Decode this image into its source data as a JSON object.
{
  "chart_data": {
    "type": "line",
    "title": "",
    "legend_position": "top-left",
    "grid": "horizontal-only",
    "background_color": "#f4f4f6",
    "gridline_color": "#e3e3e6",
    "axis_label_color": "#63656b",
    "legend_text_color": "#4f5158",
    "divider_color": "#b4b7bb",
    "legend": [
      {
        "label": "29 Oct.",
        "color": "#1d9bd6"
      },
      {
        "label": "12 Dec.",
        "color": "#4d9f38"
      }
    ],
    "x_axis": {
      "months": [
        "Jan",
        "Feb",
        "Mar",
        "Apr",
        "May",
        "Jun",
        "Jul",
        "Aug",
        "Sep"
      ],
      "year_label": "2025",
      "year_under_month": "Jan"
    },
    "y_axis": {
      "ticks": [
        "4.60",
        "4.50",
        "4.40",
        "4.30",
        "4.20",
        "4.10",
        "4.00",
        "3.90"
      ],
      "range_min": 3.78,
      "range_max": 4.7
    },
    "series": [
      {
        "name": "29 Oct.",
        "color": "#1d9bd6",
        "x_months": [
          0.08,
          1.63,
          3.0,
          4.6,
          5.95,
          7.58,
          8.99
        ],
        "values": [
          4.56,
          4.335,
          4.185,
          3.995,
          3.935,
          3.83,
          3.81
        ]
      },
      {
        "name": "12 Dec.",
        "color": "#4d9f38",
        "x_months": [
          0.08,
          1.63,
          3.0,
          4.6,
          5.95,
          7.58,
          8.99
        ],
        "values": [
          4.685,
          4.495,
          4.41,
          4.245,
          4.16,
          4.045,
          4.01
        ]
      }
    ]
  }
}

> **OBJECTIVE**: Copy out the whole listing exactly.

> **PROBLEM SOLUTION**:
Decode this image into its source data as a JSON object.
{
  "chart_data": {
    "type": "line",
    "title": "",
    "legend_position": "top-left",
    "grid": "horizontal-only",
    "background_color": "#f4f4f6",
    "gridline_color": "#e3e3e6",
    "axis_label_color": "#63656b",
    "legend_text_color": "#4f5158",
    "divider_color": "#b4b7bb",
    "legend": [
      {
        "label": "29 Oct.",
        "color": "#1d9bd6"
      },
      {
        "label": "12 Dec.",
        "color": "#4d9f38"
      }
    ],
    "x_axis": {
      "months": [
        "Jan",
        "Feb",
        "Mar",
        "Apr",
        "May",
        "Jun",
        "Jul",
        "Aug",
        "Sep"
      ],
      "year_label": "2025",
      "year_under_month": "Jan"
    },
    "y_axis": {
      "ticks": [
        "4.60",
        "4.50",
        "4.40",
        "4.30",
        "4.20",
        "4.10",
        "4.00",
        "3.90"
      ],
      "range_min": 3.78,
      "range_max": 4.7
    },
    "series": [
      {
        "name": "29 Oct.",
        "color": "#1d9bd6",
        "x_months": [
          0.08,
          1.63,
          3.0,
          4.6,
          5.95,
          7.58,
          8.99
        ],
        "values": [
          4.56,
          4.335,
          4.185,
          3.995,
          3.935,
          3.83,
          3.81
        ]
      },
      {
        "name": "12 Dec.",
        "color": "#4d9f38",
        "x_months": [
          0.08,
          1.63,
          3.0,
          4.6,
          5.95,
          7.58,
          8.99
        ],
        "values": [
          4.685,
          4.495,
          4.41,
          4.245,
          4.16,
          4.045,
          4.01
        ]
      }
    ]
  }
}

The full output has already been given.